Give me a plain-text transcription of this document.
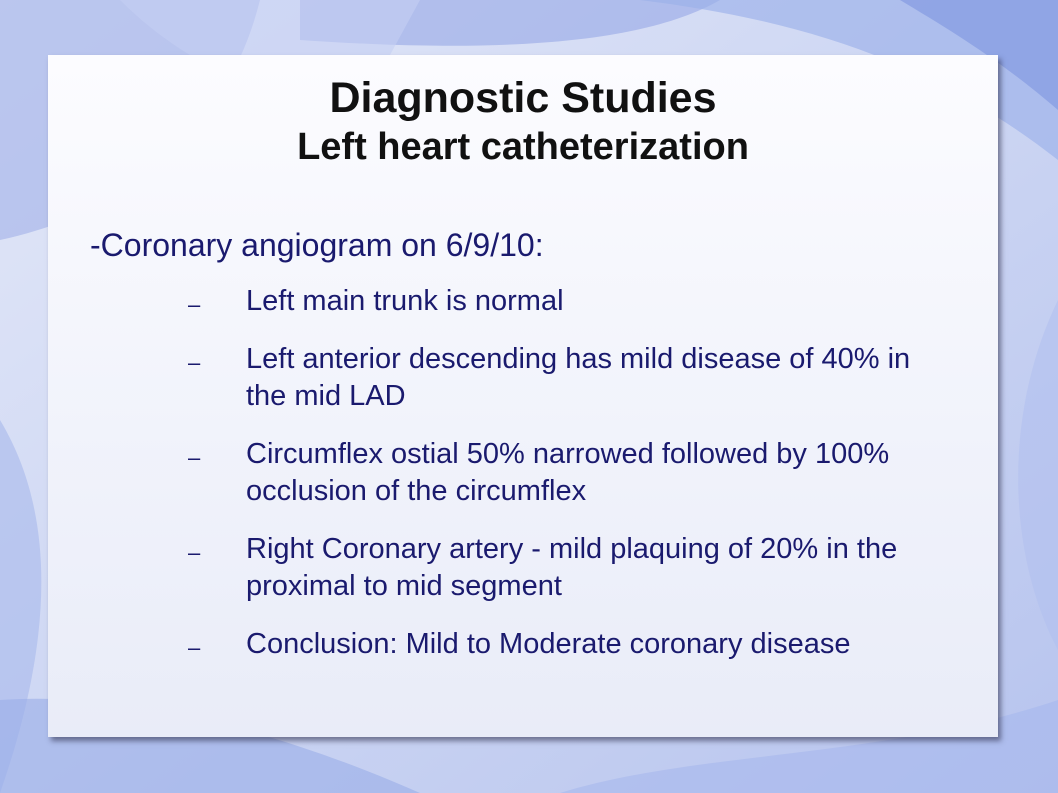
Diagnostic Studies
Left heart catheterization
-Coronary angiogram on 6/9/10:
– Left main trunk is normal
– Left anterior descending has mild disease of 40% in the mid LAD
– Circumflex ostial 50% narrowed followed by 100% occlusion of the circumflex
– Right Coronary artery - mild plaquing of 20% in the proximal to mid segment
– Conclusion: Mild to Moderate coronary disease
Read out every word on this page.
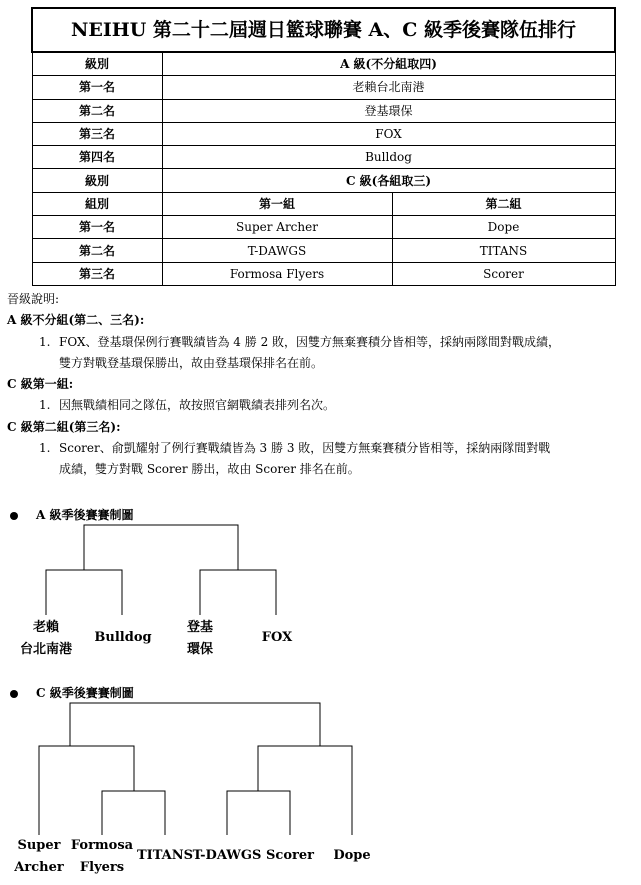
NEIHU 第二十二屆週日籃球聯賽 A、C 級季後賽隊伍排行		
級別	A 級(不分組取四)	
第一名	老賴台北南港	
第二名	登基環保	
第三名	FOX	
第四名	Bulldog	
級別	C 級(各組取三)	
組別	第一組	第二組
第一名	Super Archer	Dope
第二名	T-DAWGS	TITANS
第三名	Formosa Flyers	Scorer
晉級說明:
A 級不分組(第二、三名):
1. FOX、登基環保例行賽戰績皆為 4 勝 2 敗，因雙方無棄賽積分皆相等，採納兩隊間對戰成績，
雙方對戰登基環保勝出，故由登基環保排名在前。
C 級第一組:
1. 因無戰績相同之隊伍，故按照官網戰績表排列名次。
C 級第二組(第三名):
1. Scorer、俞凱耀射了例行賽戰績皆為 3 勝 3 敗，因雙方無棄賽積分皆相等，採納兩隊間對戰
成績，雙方對戰 Scorer 勝出，故由 Scorer 排名在前。
A 級季後賽賽制圖
老賴
台北南港
Bulldog
登基
環保
FOX
C 級季後賽賽制圖
Super
Archer
Formosa
Flyers
TITANS T-DAWGS Scorer	Dope
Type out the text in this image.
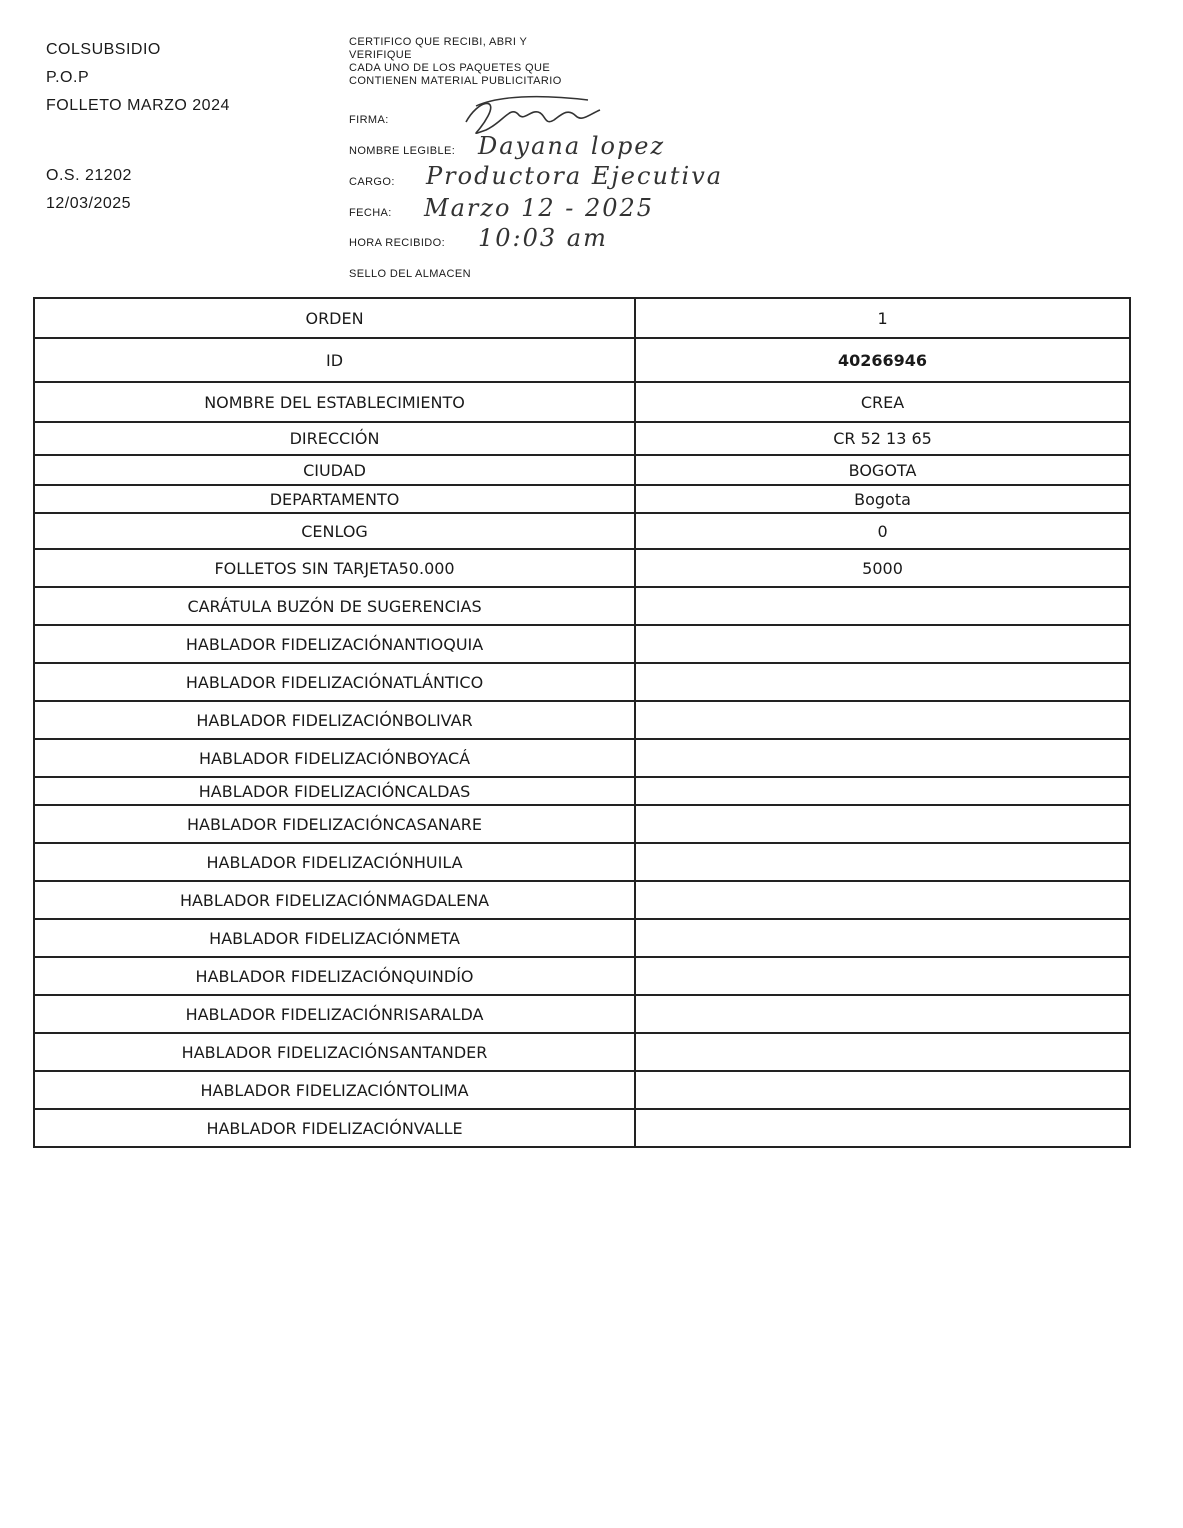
COLSUBSIDIO
P.O.P
FOLLETO MARZO 2024
O.S. 21202
12/03/2025
CERTIFICO QUE RECIBI, ABRI Y
VERIFIQUE
CADA UNO DE LOS PAQUETES QUE
CONTIENEN MATERIAL PUBLICITARIO
FIRMA:
NOMBRE LEGIBLE: Dayana lopez
CARGO: Productora Ejecutiva
FECHA: Marzo 12 - 2025
HORA RECIBIDO: 10:03 am
SELLO DEL ALMACEN
ORDEN	1
ID	40266946
NOMBRE DEL ESTABLECIMIENTO	CREA
DIRECCIÓN	CR 52 13 65
CIUDAD	BOGOTA
DEPARTAMENTO	Bogota
CENLOG	0
FOLLETOS SIN TARJETA50.000	5000
CARÁTULA BUZÓN DE SUGERENCIAS	
HABLADOR FIDELIZACIÓNANTIOQUIA	
HABLADOR FIDELIZACIÓNATLÁNTICO	
HABLADOR FIDELIZACIÓNBOLIVAR	
HABLADOR FIDELIZACIÓNBOYACÁ	
HABLADOR FIDELIZACIÓNCALDAS	
HABLADOR FIDELIZACIÓNCASANARE	
HABLADOR FIDELIZACIÓNHUILA	
HABLADOR FIDELIZACIÓNMAGDALENA	
HABLADOR FIDELIZACIÓNMETA	
HABLADOR FIDELIZACIÓNQUINDÍO	
HABLADOR FIDELIZACIÓNRISARALDA	
HABLADOR FIDELIZACIÓNSANTANDER	
HABLADOR FIDELIZACIÓNTOLIMA	
HABLADOR FIDELIZACIÓNVALLE	
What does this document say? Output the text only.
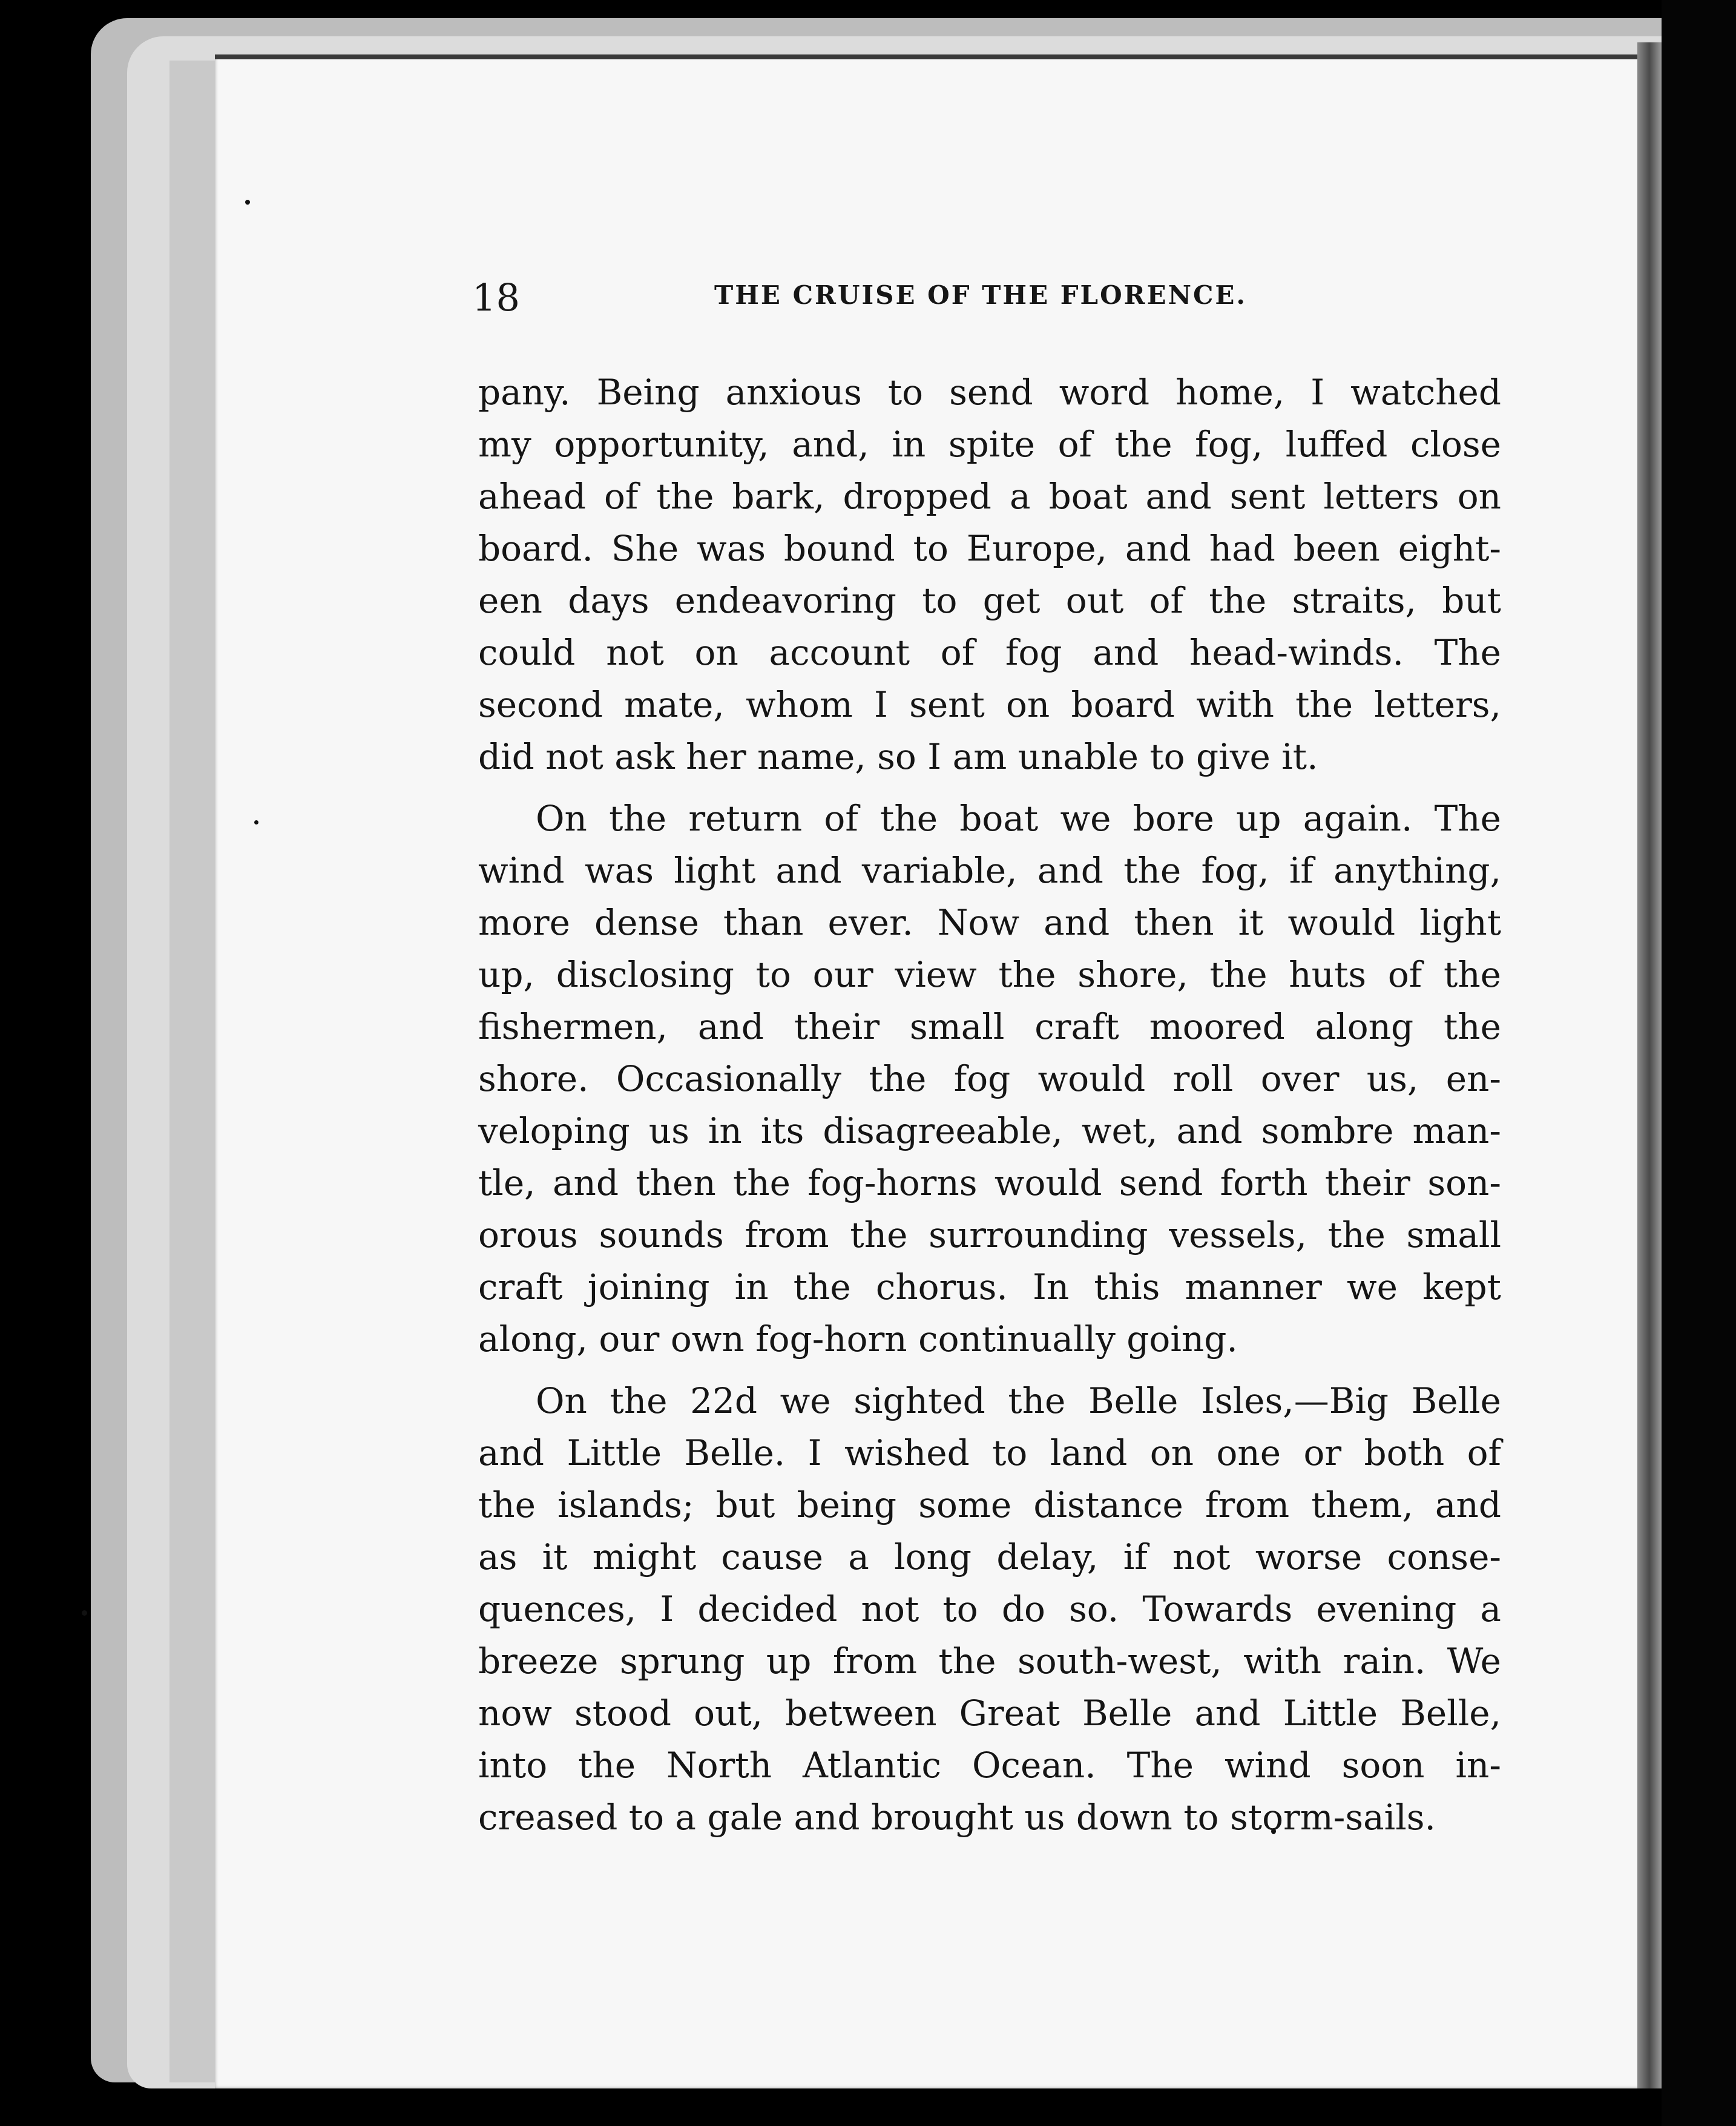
18	THE CRUISE OF THE FLORENCE.
pany. Being anxious to send word home, I watched
my opportunity, and, in spite of the fog, luffed close
ahead of the bark, dropped a boat and sent letters on
board. She was bound to Europe, and had been eight-
een days endeavoring to get out of the straits, but
could not on account of fog and head-winds. The
second mate, whom I sent on board with the letters,
did not ask her name, so I am unable to give it.
On the return of the boat we bore up again. The
wind was light and variable, and the fog, if anything,
more dense than ever. Now and then it would light
up, disclosing to our view the shore, the huts of the
fishermen, and their small craft moored along the
shore. Occasionally the fog would roll over us, en-
veloping us in its disagreeable, wet, and sombre man-
tle, and then the fog-horns would send forth their son-
orous sounds from the surrounding vessels, the small
craft joining in the chorus. In this manner we kept
along, our own fog-horn continually going.
On the 22d we sighted the Belle Isles,—Big Belle
and Little Belle. I wished to land on one or both of
the islands; but being some distance from them, and
as it might cause a long delay, if not worse conse-
quences, I decided not to do so. Towards evening a
breeze sprung up from the south-west, with rain. We
now stood out, between Great Belle and Little Belle,
into the North Atlantic Ocean. The wind soon in-
creased to a gale and brought us down to storm-sails.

※

== GIVEN REQUEST ==
Retype all entries exactly as they appear, dropping the images.

== WRITTEN SOLUTION ==
Give me a plain-text transcription of this document.
Diagnostic Studies
Left heart catheterization
-Coronary angiogram on 6/9/10:
– Left main trunk is normal
– Left anterior descending has mild disease of 40% in the mid LAD
– Circumflex ostial 50% narrowed followed by 100% occlusion of the circumflex
– Right Coronary artery - mild plaquing of 20% in the proximal to mid segment
– Conclusion: Mild to Moderate coronary disease
Read out every word on this page.
NEIHU 第二十二屆週日籃球聯賽 A、C 級季後賽隊伍排行		
級別	A 級(不分組取四)	
第一名	老賴台北南港	
第二名	登基環保	
第三名	FOX	
第四名	Bulldog	
級別	C 級(各組取三)	
組別	第一組	第二組
第一名	Super Archer	Dope
第二名	T-DAWGS	TITANS
第三名	Formosa Flyers	Scorer
晉級說明:
A 級不分組(第二、三名):
1. FOX、登基環保例行賽戰績皆為 4 勝 2 敗，因雙方無棄賽積分皆相等，採納兩隊間對戰成績，
雙方對戰登基環保勝出，故由登基環保排名在前。
C 級第一組:
1. 因無戰績相同之隊伍，故按照官網戰績表排列名次。
C 級第二組(第三名):
1. Scorer、俞凱耀射了例行賽戰績皆為 3 勝 3 敗，因雙方無棄賽積分皆相等，採納兩隊間對戰
成績，雙方對戰 Scorer 勝出，故由 Scorer 排名在前。
A 級季後賽賽制圖
老賴
台北南港
Bulldog
登基
環保
FOX
C 級季後賽賽制圖
Super
Archer
Formosa
Flyers
TITANS T-DAWGS Scorer	Dope
Type out the text in this image.
COLSUBSIDIO
P.O.P
FOLLETO MARZO 2024
O.S. 21202
12/03/2025
CERTIFICO QUE RECIBI, ABRI Y
VERIFIQUE
CADA UNO DE LOS PAQUETES QUE
CONTIENEN MATERIAL PUBLICITARIO
FIRMA:
NOMBRE LEGIBLE: Dayana lopez
CARGO: Productora Ejecutiva
FECHA: Marzo 12 - 2025
HORA RECIBIDO: 10:03 am
SELLO DEL ALMACEN
ORDEN	1
ID	40266946
NOMBRE DEL ESTABLECIMIENTO	CREA
DIRECCIÓN	CR 52 13 65
CIUDAD	BOGOTA
DEPARTAMENTO	Bogota
CENLOG	0
FOLLETOS SIN TARJETA50.000	5000
CARÁTULA BUZÓN DE SUGERENCIAS	
HABLADOR FIDELIZACIÓNANTIOQUIA	
HABLADOR FIDELIZACIÓNATLÁNTICO	
HABLADOR FIDELIZACIÓNBOLIVAR	
HABLADOR FIDELIZACIÓNBOYACÁ	
HABLADOR FIDELIZACIÓNCALDAS	
HABLADOR FIDELIZACIÓNCASANARE	
HABLADOR FIDELIZACIÓNHUILA	
HABLADOR FIDELIZACIÓNMAGDALENA	
HABLADOR FIDELIZACIÓNMETA	
HABLADOR FIDELIZACIÓNQUINDÍO	
HABLADOR FIDELIZACIÓNRISARALDA	
HABLADOR FIDELIZACIÓNSANTANDER	
HABLADOR FIDELIZACIÓNTOLIMA	
HABLADOR FIDELIZACIÓNVALLE	
What does this document say? Output the text only.
18	THE CRUISE OF THE FLORENCE.
pany. Being anxious to send word home, I watched
my opportunity, and, in spite of the fog, luffed close
ahead of the bark, dropped a boat and sent letters on
board. She was bound to Europe, and had been eight-
een days endeavoring to get out of the straits, but
could not on account of fog and head-winds. The
second mate, whom I sent on board with the letters,
did not ask her name, so I am unable to give it.
On the return of the boat we bore up again. The
wind was light and variable, and the fog, if anything,
more dense than ever. Now and then it would light
up, disclosing to our view the shore, the huts of the
fishermen, and their small craft moored along the
shore. Occasionally the fog would roll over us, en-
veloping us in its disagreeable, wet, and sombre man-
tle, and then the fog-horns would send forth their son-
orous sounds from the surrounding vessels, the small
craft joining in the chorus. In this manner we kept
along, our own fog-horn continually going.
On the 22d we sighted the Belle Isles,—Big Belle
and Little Belle. I wished to land on one or both of
the islands; but being some distance from them, and
as it might cause a long delay, if not worse conse-
quences, I decided not to do so. Towards evening a
breeze sprung up from the south-west, with rain. We
now stood out, between Great Belle and Little Belle,
into the North Atlantic Ocean. The wind soon in-
creased to a gale and brought us down to storm-sails.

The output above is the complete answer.